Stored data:
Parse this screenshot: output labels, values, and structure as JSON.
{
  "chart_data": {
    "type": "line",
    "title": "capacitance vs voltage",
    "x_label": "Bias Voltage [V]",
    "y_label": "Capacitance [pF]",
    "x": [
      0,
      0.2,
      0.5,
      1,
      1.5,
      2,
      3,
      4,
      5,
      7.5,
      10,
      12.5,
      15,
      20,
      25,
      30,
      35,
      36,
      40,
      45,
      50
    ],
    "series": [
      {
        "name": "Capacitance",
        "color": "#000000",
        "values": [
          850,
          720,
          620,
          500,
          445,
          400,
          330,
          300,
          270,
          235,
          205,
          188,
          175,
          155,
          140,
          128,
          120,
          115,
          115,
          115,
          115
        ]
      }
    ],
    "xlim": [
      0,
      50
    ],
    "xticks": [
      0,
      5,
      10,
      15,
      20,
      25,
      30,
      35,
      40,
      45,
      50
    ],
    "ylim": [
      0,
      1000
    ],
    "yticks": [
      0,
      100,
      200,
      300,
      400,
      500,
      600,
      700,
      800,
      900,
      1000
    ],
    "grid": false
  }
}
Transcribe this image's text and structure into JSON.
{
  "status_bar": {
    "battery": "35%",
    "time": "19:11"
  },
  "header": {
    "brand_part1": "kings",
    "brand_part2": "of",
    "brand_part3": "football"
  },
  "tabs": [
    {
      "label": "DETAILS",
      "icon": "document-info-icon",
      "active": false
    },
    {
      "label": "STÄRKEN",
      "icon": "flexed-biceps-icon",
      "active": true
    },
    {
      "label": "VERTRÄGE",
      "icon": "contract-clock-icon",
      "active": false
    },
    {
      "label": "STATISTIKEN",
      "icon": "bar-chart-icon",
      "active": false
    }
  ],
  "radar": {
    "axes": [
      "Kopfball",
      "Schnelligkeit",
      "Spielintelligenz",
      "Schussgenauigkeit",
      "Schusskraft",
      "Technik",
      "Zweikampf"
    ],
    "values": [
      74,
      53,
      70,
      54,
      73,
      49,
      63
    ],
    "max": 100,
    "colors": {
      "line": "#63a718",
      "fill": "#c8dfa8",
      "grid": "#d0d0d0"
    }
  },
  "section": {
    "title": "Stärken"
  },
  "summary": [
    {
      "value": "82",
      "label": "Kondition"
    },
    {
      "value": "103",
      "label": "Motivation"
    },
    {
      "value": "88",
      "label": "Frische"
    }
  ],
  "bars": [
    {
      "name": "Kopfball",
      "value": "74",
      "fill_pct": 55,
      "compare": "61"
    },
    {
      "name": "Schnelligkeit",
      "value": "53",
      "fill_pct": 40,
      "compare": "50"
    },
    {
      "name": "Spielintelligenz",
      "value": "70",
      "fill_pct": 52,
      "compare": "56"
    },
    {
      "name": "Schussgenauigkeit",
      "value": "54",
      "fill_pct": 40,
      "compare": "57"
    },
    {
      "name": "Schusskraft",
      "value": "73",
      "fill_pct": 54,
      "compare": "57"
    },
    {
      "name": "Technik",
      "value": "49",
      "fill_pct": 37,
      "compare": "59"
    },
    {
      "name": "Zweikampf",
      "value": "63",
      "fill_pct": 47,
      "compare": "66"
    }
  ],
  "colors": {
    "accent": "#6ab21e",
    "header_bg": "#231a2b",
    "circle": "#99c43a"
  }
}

Written task: The records above are to be repeated exactly, in their entirety.

Answer to this task:
Parse this screenshot: output labels, values, and structure as JSON.
{
  "chart_data": {
    "type": "line",
    "title": "capacitance vs voltage",
    "x_label": "Bias Voltage [V]",
    "y_label": "Capacitance [pF]",
    "x": [
      0,
      0.2,
      0.5,
      1,
      1.5,
      2,
      3,
      4,
      5,
      7.5,
      10,
      12.5,
      15,
      20,
      25,
      30,
      35,
      36,
      40,
      45,
      50
    ],
    "series": [
      {
        "name": "Capacitance",
        "color": "#000000",
        "values": [
          850,
          720,
          620,
          500,
          445,
          400,
          330,
          300,
          270,
          235,
          205,
          188,
          175,
          155,
          140,
          128,
          120,
          115,
          115,
          115,
          115
        ]
      }
    ],
    "xlim": [
      0,
      50
    ],
    "xticks": [
      0,
      5,
      10,
      15,
      20,
      25,
      30,
      35,
      40,
      45,
      50
    ],
    "ylim": [
      0,
      1000
    ],
    "yticks": [
      0,
      100,
      200,
      300,
      400,
      500,
      600,
      700,
      800,
      900,
      1000
    ],
    "grid": false
  }
}
Transcribe this image's text and structure into JSON.
{
  "status_bar": {
    "battery": "35%",
    "time": "19:11"
  },
  "header": {
    "brand_part1": "kings",
    "brand_part2": "of",
    "brand_part3": "football"
  },
  "tabs": [
    {
      "label": "DETAILS",
      "icon": "document-info-icon",
      "active": false
    },
    {
      "label": "STÄRKEN",
      "icon": "flexed-biceps-icon",
      "active": true
    },
    {
      "label": "VERTRÄGE",
      "icon": "contract-clock-icon",
      "active": false
    },
    {
      "label": "STATISTIKEN",
      "icon": "bar-chart-icon",
      "active": false
    }
  ],
  "radar": {
    "axes": [
      "Kopfball",
      "Schnelligkeit",
      "Spielintelligenz",
      "Schussgenauigkeit",
      "Schusskraft",
      "Technik",
      "Zweikampf"
    ],
    "values": [
      74,
      53,
      70,
      54,
      73,
      49,
      63
    ],
    "max": 100,
    "colors": {
      "line": "#63a718",
      "fill": "#c8dfa8",
      "grid": "#d0d0d0"
    }
  },
  "section": {
    "title": "Stärken"
  },
  "summary": [
    {
      "value": "82",
      "label": "Kondition"
    },
    {
      "value": "103",
      "label": "Motivation"
    },
    {
      "value": "88",
      "label": "Frische"
    }
  ],
  "bars": [
    {
      "name": "Kopfball",
      "value": "74",
      "fill_pct": 55,
      "compare": "61"
    },
    {
      "name": "Schnelligkeit",
      "value": "53",
      "fill_pct": 40,
      "compare": "50"
    },
    {
      "name": "Spielintelligenz",
      "value": "70",
      "fill_pct": 52,
      "compare": "56"
    },
    {
      "name": "Schussgenauigkeit",
      "value": "54",
      "fill_pct": 40,
      "compare": "57"
    },
    {
      "name": "Schusskraft",
      "value": "73",
      "fill_pct": 54,
      "compare": "57"
    },
    {
      "name": "Technik",
      "value": "49",
      "fill_pct": 37,
      "compare": "59"
    },
    {
      "name": "Zweikampf",
      "value": "63",
      "fill_pct": 47,
      "compare": "66"
    }
  ],
  "colors": {
    "accent": "#6ab21e",
    "header_bg": "#231a2b",
    "circle": "#99c43a"
  }
}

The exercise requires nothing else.